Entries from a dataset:
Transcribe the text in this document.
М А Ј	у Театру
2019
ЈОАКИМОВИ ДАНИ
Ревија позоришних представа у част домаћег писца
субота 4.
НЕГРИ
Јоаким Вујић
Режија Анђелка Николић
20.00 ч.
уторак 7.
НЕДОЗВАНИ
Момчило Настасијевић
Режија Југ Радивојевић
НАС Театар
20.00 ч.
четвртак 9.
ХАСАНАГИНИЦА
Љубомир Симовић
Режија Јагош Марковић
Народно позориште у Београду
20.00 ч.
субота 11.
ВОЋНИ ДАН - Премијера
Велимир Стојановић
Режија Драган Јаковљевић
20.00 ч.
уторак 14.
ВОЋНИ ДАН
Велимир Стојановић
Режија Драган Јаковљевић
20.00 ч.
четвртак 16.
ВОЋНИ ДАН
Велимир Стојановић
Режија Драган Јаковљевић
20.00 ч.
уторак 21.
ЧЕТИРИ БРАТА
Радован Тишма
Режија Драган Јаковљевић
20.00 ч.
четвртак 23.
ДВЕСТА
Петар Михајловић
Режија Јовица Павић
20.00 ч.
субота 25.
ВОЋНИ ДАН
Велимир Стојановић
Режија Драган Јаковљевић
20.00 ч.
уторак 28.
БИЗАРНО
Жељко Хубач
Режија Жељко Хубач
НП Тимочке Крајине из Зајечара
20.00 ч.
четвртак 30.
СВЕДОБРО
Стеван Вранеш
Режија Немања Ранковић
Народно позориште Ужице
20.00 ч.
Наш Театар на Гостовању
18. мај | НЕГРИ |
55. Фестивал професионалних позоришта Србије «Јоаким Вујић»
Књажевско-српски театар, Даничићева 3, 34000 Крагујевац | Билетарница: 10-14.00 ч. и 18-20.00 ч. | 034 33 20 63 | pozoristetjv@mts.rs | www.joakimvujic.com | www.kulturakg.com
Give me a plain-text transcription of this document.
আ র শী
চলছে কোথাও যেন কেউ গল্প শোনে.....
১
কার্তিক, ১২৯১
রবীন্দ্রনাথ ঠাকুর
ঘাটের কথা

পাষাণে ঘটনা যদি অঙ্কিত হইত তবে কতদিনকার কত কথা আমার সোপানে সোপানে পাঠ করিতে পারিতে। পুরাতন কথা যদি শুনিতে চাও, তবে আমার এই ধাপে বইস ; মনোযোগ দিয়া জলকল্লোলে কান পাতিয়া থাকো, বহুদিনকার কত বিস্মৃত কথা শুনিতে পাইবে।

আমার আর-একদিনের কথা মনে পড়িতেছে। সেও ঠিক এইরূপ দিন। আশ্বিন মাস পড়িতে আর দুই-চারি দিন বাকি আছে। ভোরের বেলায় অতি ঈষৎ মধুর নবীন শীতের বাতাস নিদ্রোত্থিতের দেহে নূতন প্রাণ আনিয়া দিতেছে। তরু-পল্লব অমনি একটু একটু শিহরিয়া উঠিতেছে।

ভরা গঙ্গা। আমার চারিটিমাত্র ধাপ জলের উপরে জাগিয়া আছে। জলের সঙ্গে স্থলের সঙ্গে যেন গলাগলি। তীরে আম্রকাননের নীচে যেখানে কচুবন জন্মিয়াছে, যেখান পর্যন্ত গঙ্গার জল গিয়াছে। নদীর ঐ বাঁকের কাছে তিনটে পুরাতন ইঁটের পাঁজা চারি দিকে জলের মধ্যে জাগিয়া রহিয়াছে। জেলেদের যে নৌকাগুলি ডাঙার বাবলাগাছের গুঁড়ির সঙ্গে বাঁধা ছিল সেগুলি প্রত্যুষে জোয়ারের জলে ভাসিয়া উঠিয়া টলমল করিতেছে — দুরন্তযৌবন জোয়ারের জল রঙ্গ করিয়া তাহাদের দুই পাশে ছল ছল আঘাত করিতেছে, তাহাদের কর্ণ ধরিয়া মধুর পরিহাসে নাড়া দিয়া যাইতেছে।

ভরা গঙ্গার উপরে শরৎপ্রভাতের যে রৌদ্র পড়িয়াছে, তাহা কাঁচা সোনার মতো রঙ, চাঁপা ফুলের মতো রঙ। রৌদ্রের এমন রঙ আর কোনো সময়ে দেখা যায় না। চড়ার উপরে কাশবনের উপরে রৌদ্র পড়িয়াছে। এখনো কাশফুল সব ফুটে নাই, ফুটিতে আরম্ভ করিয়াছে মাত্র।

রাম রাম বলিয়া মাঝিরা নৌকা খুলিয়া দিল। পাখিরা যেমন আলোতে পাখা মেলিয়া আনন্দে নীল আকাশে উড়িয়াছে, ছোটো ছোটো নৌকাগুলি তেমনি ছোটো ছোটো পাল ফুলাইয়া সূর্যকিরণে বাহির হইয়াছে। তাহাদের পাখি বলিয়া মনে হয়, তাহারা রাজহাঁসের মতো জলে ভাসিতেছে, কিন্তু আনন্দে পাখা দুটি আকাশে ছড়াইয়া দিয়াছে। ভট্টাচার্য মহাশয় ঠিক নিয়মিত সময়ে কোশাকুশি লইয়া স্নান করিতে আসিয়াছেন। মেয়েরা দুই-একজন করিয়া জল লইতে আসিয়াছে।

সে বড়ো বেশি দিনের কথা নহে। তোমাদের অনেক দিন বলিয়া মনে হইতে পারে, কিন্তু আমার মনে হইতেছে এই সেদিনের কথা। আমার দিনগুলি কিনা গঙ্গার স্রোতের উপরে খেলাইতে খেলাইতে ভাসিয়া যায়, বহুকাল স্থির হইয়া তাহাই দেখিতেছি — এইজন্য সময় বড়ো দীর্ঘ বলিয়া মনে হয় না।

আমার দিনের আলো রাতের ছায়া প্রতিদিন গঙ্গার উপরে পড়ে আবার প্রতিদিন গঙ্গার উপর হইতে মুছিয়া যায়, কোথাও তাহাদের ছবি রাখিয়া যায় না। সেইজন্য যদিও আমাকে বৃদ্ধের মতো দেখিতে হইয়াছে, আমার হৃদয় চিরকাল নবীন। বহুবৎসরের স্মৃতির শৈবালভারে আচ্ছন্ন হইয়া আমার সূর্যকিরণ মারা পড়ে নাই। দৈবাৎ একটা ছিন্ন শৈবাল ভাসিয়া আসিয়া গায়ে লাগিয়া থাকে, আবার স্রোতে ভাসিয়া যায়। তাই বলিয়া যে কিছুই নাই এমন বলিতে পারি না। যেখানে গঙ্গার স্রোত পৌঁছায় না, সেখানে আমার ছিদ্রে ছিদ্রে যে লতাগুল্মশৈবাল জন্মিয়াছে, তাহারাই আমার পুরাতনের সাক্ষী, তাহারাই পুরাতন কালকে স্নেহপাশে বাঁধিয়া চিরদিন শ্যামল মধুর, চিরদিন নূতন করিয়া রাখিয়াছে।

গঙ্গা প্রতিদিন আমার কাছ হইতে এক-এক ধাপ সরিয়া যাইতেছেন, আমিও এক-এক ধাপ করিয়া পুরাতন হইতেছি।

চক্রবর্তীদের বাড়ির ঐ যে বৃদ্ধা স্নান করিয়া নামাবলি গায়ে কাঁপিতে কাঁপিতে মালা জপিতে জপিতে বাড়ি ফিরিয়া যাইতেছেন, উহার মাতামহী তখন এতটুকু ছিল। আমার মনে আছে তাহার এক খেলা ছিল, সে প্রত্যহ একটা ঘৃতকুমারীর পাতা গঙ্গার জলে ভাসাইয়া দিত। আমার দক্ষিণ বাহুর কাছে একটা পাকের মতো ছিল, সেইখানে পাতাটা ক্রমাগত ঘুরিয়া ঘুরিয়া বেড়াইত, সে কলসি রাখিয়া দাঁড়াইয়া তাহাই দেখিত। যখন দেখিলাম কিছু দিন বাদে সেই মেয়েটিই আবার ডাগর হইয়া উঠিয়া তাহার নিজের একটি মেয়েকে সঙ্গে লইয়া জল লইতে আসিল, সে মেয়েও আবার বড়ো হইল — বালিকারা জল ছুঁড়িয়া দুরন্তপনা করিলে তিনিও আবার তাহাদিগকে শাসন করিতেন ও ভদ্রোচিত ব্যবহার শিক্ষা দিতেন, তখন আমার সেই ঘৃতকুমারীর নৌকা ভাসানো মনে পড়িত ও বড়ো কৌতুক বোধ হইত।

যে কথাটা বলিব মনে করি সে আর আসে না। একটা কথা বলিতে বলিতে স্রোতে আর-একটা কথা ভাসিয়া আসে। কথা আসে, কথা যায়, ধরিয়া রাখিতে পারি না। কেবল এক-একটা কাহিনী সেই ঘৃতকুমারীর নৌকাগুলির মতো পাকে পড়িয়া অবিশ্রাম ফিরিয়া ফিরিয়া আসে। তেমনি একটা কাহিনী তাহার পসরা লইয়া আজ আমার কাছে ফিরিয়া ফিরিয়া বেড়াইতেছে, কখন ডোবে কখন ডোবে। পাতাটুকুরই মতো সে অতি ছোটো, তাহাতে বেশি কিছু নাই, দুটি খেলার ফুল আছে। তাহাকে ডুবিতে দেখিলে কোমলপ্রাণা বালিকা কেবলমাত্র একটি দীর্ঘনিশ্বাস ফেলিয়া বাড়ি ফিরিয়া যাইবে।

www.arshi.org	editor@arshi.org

| Objective |
Identify each line containing the string "четвртак" and copy it out.

| Written solution |
четвртак 9.
четвртак 16.
четвртак 23.
четвртак 30.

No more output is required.